STATED PROBLEM:
Write out every record in full, exactly as written, please.

--- BEGIN SUPPLIED RECORDS ---

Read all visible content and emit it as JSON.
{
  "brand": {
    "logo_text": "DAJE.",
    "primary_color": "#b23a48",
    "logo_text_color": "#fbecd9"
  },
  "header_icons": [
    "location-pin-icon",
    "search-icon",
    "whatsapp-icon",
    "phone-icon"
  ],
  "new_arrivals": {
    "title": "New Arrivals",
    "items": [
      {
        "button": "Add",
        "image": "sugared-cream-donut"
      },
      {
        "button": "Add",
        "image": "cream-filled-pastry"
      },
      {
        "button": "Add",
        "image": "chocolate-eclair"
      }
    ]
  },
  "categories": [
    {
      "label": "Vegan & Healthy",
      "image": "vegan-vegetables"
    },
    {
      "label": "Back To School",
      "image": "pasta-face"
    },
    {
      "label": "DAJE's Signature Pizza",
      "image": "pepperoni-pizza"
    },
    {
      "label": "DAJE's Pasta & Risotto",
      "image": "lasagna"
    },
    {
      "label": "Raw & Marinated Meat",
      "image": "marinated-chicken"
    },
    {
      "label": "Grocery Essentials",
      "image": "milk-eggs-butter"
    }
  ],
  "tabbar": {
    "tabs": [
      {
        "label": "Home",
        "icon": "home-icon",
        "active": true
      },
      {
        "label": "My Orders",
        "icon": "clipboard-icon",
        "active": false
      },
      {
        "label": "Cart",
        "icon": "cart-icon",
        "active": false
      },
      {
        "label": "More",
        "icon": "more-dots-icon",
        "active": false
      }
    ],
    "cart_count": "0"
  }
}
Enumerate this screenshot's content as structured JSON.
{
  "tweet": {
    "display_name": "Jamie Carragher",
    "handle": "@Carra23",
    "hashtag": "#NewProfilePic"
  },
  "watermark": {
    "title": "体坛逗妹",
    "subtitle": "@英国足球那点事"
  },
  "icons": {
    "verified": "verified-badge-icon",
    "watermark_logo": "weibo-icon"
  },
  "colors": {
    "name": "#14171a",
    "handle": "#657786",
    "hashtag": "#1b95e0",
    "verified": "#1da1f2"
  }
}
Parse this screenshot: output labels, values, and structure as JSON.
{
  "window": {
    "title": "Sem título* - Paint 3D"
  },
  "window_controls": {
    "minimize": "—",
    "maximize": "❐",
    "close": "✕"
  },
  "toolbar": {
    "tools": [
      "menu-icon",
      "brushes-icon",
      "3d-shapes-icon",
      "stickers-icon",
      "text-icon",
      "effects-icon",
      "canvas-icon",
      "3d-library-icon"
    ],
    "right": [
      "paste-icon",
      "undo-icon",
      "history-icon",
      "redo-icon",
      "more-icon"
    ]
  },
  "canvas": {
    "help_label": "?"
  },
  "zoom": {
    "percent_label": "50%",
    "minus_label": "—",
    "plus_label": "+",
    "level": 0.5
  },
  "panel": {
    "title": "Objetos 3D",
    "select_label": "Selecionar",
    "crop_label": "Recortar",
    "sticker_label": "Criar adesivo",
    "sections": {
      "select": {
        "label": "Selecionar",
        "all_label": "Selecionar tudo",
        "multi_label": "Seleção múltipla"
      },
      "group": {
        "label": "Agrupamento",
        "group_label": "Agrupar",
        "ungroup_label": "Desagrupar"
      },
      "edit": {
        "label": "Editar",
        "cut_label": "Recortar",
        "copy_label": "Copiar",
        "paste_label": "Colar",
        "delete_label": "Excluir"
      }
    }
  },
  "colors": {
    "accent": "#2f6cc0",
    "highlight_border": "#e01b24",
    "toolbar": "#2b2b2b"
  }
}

--- END SUPPLIED RECORDS ---

RESPONSE TO THIS EXERCISE:
Read all visible content and emit it as JSON.
{
  "brand": {
    "logo_text": "DAJE.",
    "primary_color": "#b23a48",
    "logo_text_color": "#fbecd9"
  },
  "header_icons": [
    "location-pin-icon",
    "search-icon",
    "whatsapp-icon",
    "phone-icon"
  ],
  "new_arrivals": {
    "title": "New Arrivals",
    "items": [
      {
        "button": "Add",
        "image": "sugared-cream-donut"
      },
      {
        "button": "Add",
        "image": "cream-filled-pastry"
      },
      {
        "button": "Add",
        "image": "chocolate-eclair"
      }
    ]
  },
  "categories": [
    {
      "label": "Vegan & Healthy",
      "image": "vegan-vegetables"
    },
    {
      "label": "Back To School",
      "image": "pasta-face"
    },
    {
      "label": "DAJE's Signature Pizza",
      "image": "pepperoni-pizza"
    },
    {
      "label": "DAJE's Pasta & Risotto",
      "image": "lasagna"
    },
    {
      "label": "Raw & Marinated Meat",
      "image": "marinated-chicken"
    },
    {
      "label": "Grocery Essentials",
      "image": "milk-eggs-butter"
    }
  ],
  "tabbar": {
    "tabs": [
      {
        "label": "Home",
        "icon": "home-icon",
        "active": true
      },
      {
        "label": "My Orders",
        "icon": "clipboard-icon",
        "active": false
      },
      {
        "label": "Cart",
        "icon": "cart-icon",
        "active": false
      },
      {
        "label": "More",
        "icon": "more-dots-icon",
        "active": false
      }
    ],
    "cart_count": "0"
  }
}
Enumerate this screenshot's content as structured JSON.
{
  "tweet": {
    "display_name": "Jamie Carragher",
    "handle": "@Carra23",
    "hashtag": "#NewProfilePic"
  },
  "watermark": {
    "title": "体坛逗妹",
    "subtitle": "@英国足球那点事"
  },
  "icons": {
    "verified": "verified-badge-icon",
    "watermark_logo": "weibo-icon"
  },
  "colors": {
    "name": "#14171a",
    "handle": "#657786",
    "hashtag": "#1b95e0",
    "verified": "#1da1f2"
  }
}
Parse this screenshot: output labels, values, and structure as JSON.
{
  "window": {
    "title": "Sem título* - Paint 3D"
  },
  "window_controls": {
    "minimize": "—",
    "maximize": "❐",
    "close": "✕"
  },
  "toolbar": {
    "tools": [
      "menu-icon",
      "brushes-icon",
      "3d-shapes-icon",
      "stickers-icon",
      "text-icon",
      "effects-icon",
      "canvas-icon",
      "3d-library-icon"
    ],
    "right": [
      "paste-icon",
      "undo-icon",
      "history-icon",
      "redo-icon",
      "more-icon"
    ]
  },
  "canvas": {
    "help_label": "?"
  },
  "zoom": {
    "percent_label": "50%",
    "minus_label": "—",
    "plus_label": "+",
    "level": 0.5
  },
  "panel": {
    "title": "Objetos 3D",
    "select_label": "Selecionar",
    "crop_label": "Recortar",
    "sticker_label": "Criar adesivo",
    "sections": {
      "select": {
        "label": "Selecionar",
        "all_label": "Selecionar tudo",
        "multi_label": "Seleção múltipla"
      },
      "group": {
        "label": "Agrupamento",
        "group_label": "Agrupar",
        "ungroup_label": "Desagrupar"
      },
      "edit": {
        "label": "Editar",
        "cut_label": "Recortar",
        "copy_label": "Copiar",
        "paste_label": "Colar",
        "delete_label": "Excluir"
      }
    }
  },
  "colors": {
    "accent": "#2f6cc0",
    "highlight_border": "#e01b24",
    "toolbar": "#2b2b2b"
  }
}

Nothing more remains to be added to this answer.